Given task:
Reproduce the material in full, exactly as written.
— Start Information supplied —
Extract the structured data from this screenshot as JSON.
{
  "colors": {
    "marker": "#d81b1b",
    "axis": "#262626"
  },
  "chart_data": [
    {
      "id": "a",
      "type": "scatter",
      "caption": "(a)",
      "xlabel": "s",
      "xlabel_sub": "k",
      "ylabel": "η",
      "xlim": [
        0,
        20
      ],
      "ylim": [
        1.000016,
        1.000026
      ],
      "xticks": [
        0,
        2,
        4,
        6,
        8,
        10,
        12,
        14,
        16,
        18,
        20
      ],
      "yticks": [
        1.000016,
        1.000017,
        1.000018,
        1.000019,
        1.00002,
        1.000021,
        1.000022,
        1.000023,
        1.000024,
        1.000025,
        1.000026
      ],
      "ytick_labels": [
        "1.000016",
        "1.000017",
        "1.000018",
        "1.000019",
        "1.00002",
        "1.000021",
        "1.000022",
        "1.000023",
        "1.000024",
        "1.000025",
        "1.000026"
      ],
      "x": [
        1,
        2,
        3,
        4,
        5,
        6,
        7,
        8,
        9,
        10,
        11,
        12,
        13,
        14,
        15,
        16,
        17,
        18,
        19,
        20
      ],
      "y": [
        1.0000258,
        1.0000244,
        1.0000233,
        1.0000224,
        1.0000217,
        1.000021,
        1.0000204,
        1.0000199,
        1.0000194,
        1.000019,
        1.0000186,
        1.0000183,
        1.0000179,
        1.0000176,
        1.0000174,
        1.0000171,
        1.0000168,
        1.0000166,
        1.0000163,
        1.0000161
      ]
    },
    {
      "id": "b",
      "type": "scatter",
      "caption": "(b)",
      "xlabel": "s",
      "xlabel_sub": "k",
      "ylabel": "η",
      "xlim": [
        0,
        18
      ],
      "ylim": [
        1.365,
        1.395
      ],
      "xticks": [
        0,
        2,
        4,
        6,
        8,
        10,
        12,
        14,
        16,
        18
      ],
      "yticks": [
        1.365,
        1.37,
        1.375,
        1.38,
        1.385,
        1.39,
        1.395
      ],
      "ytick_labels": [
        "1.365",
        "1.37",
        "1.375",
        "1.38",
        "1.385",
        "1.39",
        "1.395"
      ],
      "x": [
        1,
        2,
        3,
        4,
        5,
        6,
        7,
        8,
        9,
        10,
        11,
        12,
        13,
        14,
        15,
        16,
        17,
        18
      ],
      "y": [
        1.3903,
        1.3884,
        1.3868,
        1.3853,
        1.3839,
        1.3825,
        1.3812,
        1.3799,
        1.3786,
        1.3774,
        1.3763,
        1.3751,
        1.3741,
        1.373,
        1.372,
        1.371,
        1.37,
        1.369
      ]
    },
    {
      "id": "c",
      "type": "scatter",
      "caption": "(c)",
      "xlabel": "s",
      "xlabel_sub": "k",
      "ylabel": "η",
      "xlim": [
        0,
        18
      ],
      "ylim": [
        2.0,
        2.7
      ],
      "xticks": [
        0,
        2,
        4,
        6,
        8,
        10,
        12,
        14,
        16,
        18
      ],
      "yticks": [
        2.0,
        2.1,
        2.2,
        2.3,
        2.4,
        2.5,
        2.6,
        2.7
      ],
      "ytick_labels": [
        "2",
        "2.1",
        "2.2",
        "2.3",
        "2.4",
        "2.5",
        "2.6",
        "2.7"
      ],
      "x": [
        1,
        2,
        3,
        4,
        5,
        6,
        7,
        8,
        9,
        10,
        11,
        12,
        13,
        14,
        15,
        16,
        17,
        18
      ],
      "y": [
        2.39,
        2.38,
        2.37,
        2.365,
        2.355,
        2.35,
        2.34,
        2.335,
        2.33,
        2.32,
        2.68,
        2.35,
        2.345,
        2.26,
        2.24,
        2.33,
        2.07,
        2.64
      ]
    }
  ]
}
— End Information supplied —
Correct answer:
Extract the structured data from this screenshot as JSON.
{
  "colors": {
    "marker": "#d81b1b",
    "axis": "#262626"
  },
  "chart_data": [
    {
      "id": "a",
      "type": "scatter",
      "caption": "(a)",
      "xlabel": "s",
      "xlabel_sub": "k",
      "ylabel": "η",
      "xlim": [
        0,
        20
      ],
      "ylim": [
        1.000016,
        1.000026
      ],
      "xticks": [
        0,
        2,
        4,
        6,
        8,
        10,
        12,
        14,
        16,
        18,
        20
      ],
      "yticks": [
        1.000016,
        1.000017,
        1.000018,
        1.000019,
        1.00002,
        1.000021,
        1.000022,
        1.000023,
        1.000024,
        1.000025,
        1.000026
      ],
      "ytick_labels": [
        "1.000016",
        "1.000017",
        "1.000018",
        "1.000019",
        "1.00002",
        "1.000021",
        "1.000022",
        "1.000023",
        "1.000024",
        "1.000025",
        "1.000026"
      ],
      "x": [
        1,
        2,
        3,
        4,
        5,
        6,
        7,
        8,
        9,
        10,
        11,
        12,
        13,
        14,
        15,
        16,
        17,
        18,
        19,
        20
      ],
      "y": [
        1.0000258,
        1.0000244,
        1.0000233,
        1.0000224,
        1.0000217,
        1.000021,
        1.0000204,
        1.0000199,
        1.0000194,
        1.000019,
        1.0000186,
        1.0000183,
        1.0000179,
        1.0000176,
        1.0000174,
        1.0000171,
        1.0000168,
        1.0000166,
        1.0000163,
        1.0000161
      ]
    },
    {
      "id": "b",
      "type": "scatter",
      "caption": "(b)",
      "xlabel": "s",
      "xlabel_sub": "k",
      "ylabel": "η",
      "xlim": [
        0,
        18
      ],
      "ylim": [
        1.365,
        1.395
      ],
      "xticks": [
        0,
        2,
        4,
        6,
        8,
        10,
        12,
        14,
        16,
        18
      ],
      "yticks": [
        1.365,
        1.37,
        1.375,
        1.38,
        1.385,
        1.39,
        1.395
      ],
      "ytick_labels": [
        "1.365",
        "1.37",
        "1.375",
        "1.38",
        "1.385",
        "1.39",
        "1.395"
      ],
      "x": [
        1,
        2,
        3,
        4,
        5,
        6,
        7,
        8,
        9,
        10,
        11,
        12,
        13,
        14,
        15,
        16,
        17,
        18
      ],
      "y": [
        1.3903,
        1.3884,
        1.3868,
        1.3853,
        1.3839,
        1.3825,
        1.3812,
        1.3799,
        1.3786,
        1.3774,
        1.3763,
        1.3751,
        1.3741,
        1.373,
        1.372,
        1.371,
        1.37,
        1.369
      ]
    },
    {
      "id": "c",
      "type": "scatter",
      "caption": "(c)",
      "xlabel": "s",
      "xlabel_sub": "k",
      "ylabel": "η",
      "xlim": [
        0,
        18
      ],
      "ylim": [
        2.0,
        2.7
      ],
      "xticks": [
        0,
        2,
        4,
        6,
        8,
        10,
        12,
        14,
        16,
        18
      ],
      "yticks": [
        2.0,
        2.1,
        2.2,
        2.3,
        2.4,
        2.5,
        2.6,
        2.7
      ],
      "ytick_labels": [
        "2",
        "2.1",
        "2.2",
        "2.3",
        "2.4",
        "2.5",
        "2.6",
        "2.7"
      ],
      "x": [
        1,
        2,
        3,
        4,
        5,
        6,
        7,
        8,
        9,
        10,
        11,
        12,
        13,
        14,
        15,
        16,
        17,
        18
      ],
      "y": [
        2.39,
        2.38,
        2.37,
        2.365,
        2.355,
        2.35,
        2.34,
        2.335,
        2.33,
        2.32,
        2.68,
        2.35,
        2.345,
        2.26,
        2.24,
        2.33,
        2.07,
        2.64
      ]
    }
  ]
}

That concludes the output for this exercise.